### Goal
Keep the pictures out of the copy and repeat the records exactly.

** START Listed entries **

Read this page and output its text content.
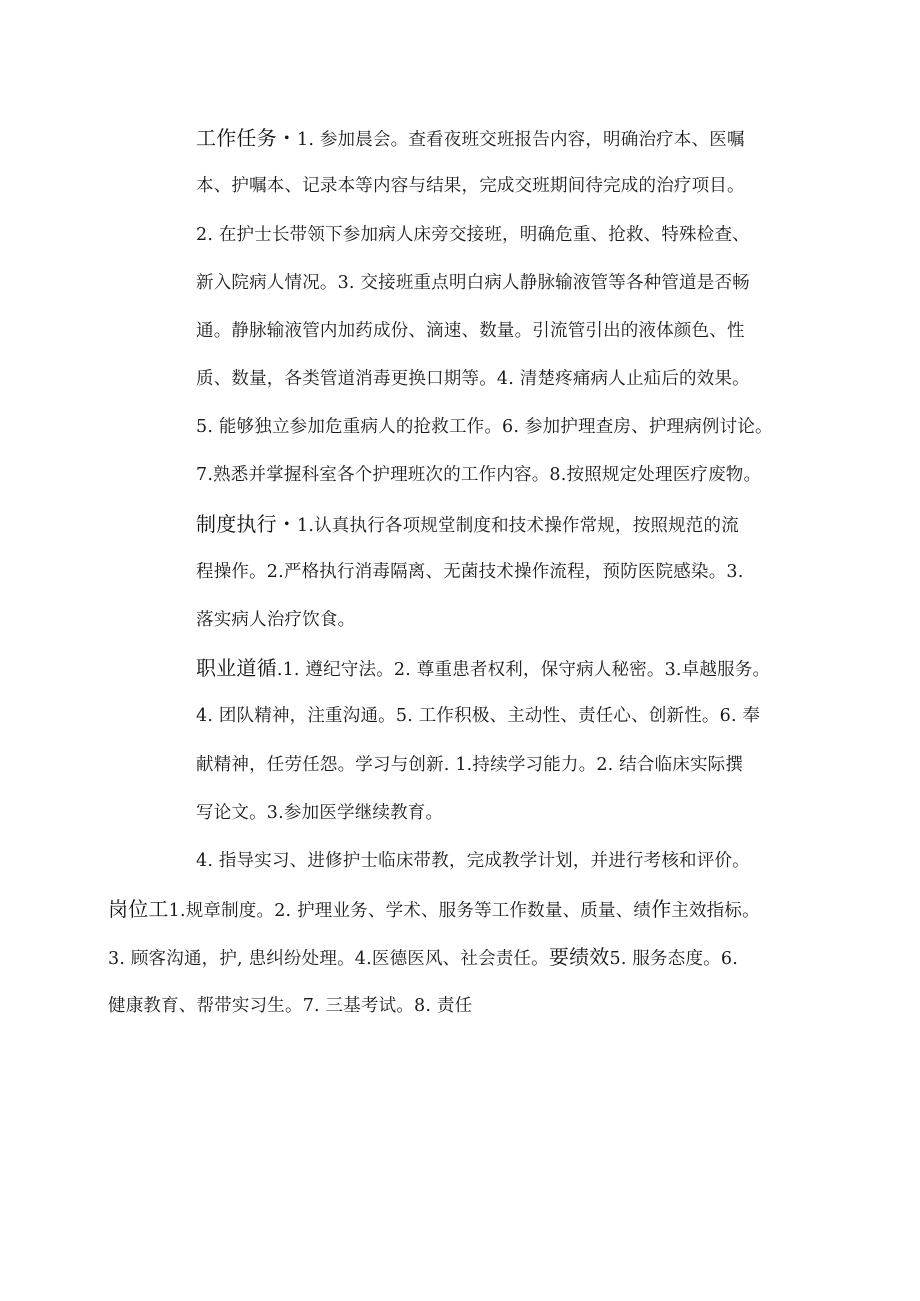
工作任务・1. 参加晨会。查看夜班交班报告内容，明确治疗本、医嘱
本、护嘱本、记录本等内容与结果，完成交班期间待完成的治疗项目。
2. 在护士长带领下参加病人床旁交接班，明确危重、抢救、特殊检查、
新入院病人情况。3. 交接班重点明白病人静脉输液管等各种管道是否畅
通。静脉输液管内加药成份、滴速、数量。引流管引出的液体颜色、性
质、数量，各类管道消毒更换口期等。4. 清楚疼痛病人止疝后的效果。
5. 能够独立参加危重病人的抢救工作。6. 参加护理查房、护理病例讨论。
7.熟悉并掌握科室各个护理班次的工作内容。8.按照规定处理医疗废物。
制度执行・1.认真执行各项规堂制度和技术操作常规，按照规范的流
程操作。2.严格执行消毒隔离、无菌技术操作流程，预防医院感染。3.
落实病人治疗饮食。
职业道循.1. 遵纪守法。2. 尊重患者权利，保守病人秘密。3.卓越服务。
4. 团队精神，注重沟通。5. 工作积极、主动性、责任心、创新性。6. 奉
献精神，任劳任怨。学习与创新. 1.持续学习能力。2. 结合临床实际撰
写论文。3.参加医学继续教育。
4. 指导实习、进修护士临床带教，完成教学计划，并进行考核和评价。
岗位工1.规章制度。2. 护理业务、学术、服务等工作数量、质量、绩作主效指标。
3. 顾客沟通，护, 患纠纷处理。4.医德医风、社会责任。要绩效5. 服务态度。6.
健康教育、帮带实习生。7. 三基考试。8. 责任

** END Listed entries **

### Reply to the exercise
Read this page and output its text content.
工作任务・1. 参加晨会。查看夜班交班报告内容，明确治疗本、医嘱
本、护嘱本、记录本等内容与结果，完成交班期间待完成的治疗项目。
2. 在护士长带领下参加病人床旁交接班，明确危重、抢救、特殊检查、
新入院病人情况。3. 交接班重点明白病人静脉输液管等各种管道是否畅
通。静脉输液管内加药成份、滴速、数量。引流管引出的液体颜色、性
质、数量，各类管道消毒更换口期等。4. 清楚疼痛病人止疝后的效果。
5. 能够独立参加危重病人的抢救工作。6. 参加护理查房、护理病例讨论。
7.熟悉并掌握科室各个护理班次的工作内容。8.按照规定处理医疗废物。
制度执行・1.认真执行各项规堂制度和技术操作常规，按照规范的流
程操作。2.严格执行消毒隔离、无菌技术操作流程，预防医院感染。3.
落实病人治疗饮食。
职业道循.1. 遵纪守法。2. 尊重患者权利，保守病人秘密。3.卓越服务。
4. 团队精神，注重沟通。5. 工作积极、主动性、责任心、创新性。6. 奉
献精神，任劳任怨。学习与创新. 1.持续学习能力。2. 结合临床实际撰
写论文。3.参加医学继续教育。
4. 指导实习、进修护士临床带教，完成教学计划，并进行考核和评价。
岗位工1.规章制度。2. 护理业务、学术、服务等工作数量、质量、绩作主效指标。
3. 顾客沟通，护, 患纠纷处理。4.医德医风、社会责任。要绩效5. 服务态度。6.
健康教育、帮带实习生。7. 三基考试。8. 责任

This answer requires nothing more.